• THE TASK: Work out how many lines of the listing hold the string "فطریات", then answer with that number and nothing else.
>> start RECORDS TO USE
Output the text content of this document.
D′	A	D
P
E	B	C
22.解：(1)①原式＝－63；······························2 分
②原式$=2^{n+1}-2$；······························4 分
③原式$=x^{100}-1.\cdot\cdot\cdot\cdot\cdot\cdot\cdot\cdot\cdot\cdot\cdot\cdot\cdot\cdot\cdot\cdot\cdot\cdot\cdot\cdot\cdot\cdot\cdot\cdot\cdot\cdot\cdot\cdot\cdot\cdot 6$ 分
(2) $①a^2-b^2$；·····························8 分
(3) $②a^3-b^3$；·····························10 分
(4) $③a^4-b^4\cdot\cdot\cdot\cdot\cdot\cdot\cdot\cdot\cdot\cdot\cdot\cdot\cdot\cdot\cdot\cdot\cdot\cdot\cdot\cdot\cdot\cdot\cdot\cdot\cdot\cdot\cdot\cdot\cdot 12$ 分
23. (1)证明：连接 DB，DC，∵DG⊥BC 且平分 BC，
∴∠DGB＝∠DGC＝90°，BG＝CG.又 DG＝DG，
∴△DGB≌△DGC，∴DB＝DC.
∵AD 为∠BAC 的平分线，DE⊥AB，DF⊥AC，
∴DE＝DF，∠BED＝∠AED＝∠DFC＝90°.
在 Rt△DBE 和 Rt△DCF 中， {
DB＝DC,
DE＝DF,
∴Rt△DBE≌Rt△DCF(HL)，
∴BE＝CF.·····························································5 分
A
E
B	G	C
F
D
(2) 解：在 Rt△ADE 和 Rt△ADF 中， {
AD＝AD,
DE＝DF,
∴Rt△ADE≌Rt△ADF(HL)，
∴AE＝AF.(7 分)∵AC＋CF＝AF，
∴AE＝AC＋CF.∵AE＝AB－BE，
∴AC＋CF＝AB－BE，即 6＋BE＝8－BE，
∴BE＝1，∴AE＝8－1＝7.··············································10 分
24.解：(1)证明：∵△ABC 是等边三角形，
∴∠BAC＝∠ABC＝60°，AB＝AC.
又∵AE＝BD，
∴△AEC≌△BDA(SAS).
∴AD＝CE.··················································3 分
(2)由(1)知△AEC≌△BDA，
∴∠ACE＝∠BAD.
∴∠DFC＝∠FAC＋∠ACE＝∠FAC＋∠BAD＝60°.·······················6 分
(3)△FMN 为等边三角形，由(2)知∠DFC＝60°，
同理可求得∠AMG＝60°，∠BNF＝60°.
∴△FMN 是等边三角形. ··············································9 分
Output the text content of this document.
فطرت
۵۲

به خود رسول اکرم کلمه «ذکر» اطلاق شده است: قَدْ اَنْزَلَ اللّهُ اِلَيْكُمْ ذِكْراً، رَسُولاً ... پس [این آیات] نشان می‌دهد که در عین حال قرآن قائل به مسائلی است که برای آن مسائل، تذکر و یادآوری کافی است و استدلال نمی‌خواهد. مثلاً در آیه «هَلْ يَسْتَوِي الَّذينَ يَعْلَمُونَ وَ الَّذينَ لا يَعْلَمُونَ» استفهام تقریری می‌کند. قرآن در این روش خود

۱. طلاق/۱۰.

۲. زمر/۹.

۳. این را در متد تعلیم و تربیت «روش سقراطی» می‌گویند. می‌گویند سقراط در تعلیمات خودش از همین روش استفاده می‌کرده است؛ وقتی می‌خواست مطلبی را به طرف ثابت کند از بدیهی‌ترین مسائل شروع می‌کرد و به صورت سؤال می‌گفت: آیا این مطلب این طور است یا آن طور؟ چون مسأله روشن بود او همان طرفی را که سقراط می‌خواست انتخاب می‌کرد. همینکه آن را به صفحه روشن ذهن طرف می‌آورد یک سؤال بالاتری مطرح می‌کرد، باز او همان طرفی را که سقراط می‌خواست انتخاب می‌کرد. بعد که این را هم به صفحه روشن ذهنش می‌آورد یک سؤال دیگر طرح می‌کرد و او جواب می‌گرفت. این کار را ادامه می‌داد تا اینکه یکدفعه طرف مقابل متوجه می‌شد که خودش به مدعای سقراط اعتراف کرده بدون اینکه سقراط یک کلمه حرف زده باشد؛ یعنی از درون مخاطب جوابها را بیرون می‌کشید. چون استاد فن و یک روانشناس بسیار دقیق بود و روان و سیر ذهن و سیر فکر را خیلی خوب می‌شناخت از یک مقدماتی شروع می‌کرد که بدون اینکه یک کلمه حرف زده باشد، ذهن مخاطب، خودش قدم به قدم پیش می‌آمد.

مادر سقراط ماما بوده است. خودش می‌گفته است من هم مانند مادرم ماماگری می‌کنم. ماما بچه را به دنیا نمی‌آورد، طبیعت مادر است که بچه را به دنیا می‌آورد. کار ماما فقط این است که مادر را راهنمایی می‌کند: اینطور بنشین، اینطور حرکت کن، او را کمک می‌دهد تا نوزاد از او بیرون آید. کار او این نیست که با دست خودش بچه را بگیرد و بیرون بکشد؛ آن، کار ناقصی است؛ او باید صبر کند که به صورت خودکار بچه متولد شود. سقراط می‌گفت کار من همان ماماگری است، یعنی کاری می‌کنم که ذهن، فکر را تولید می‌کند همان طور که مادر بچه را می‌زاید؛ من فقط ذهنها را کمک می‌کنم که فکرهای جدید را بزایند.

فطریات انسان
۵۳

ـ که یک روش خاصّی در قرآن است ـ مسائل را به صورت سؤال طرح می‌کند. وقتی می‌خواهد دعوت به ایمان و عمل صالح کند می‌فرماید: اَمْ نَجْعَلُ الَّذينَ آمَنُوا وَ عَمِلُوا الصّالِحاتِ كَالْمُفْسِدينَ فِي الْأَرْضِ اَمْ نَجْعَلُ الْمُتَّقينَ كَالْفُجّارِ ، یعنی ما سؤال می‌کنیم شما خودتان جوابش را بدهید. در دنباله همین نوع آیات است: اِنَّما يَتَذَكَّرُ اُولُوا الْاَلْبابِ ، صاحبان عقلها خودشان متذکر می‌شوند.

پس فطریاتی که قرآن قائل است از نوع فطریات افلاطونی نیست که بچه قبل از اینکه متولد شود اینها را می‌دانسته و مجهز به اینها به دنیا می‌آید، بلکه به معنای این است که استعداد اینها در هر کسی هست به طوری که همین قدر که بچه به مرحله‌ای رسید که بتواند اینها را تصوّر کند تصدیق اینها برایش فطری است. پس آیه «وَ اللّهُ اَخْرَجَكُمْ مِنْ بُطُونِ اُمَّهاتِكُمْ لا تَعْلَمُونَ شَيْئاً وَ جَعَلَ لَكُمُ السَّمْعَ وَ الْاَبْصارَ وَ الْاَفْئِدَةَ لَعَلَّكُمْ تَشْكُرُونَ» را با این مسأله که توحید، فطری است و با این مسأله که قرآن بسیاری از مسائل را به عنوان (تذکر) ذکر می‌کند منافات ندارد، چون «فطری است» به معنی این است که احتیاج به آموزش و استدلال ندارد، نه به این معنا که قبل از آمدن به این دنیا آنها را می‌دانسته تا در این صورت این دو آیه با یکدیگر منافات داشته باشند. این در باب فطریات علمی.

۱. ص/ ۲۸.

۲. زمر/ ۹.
>> end RECORDS TO USE
• REPLY TO THE TASK: 2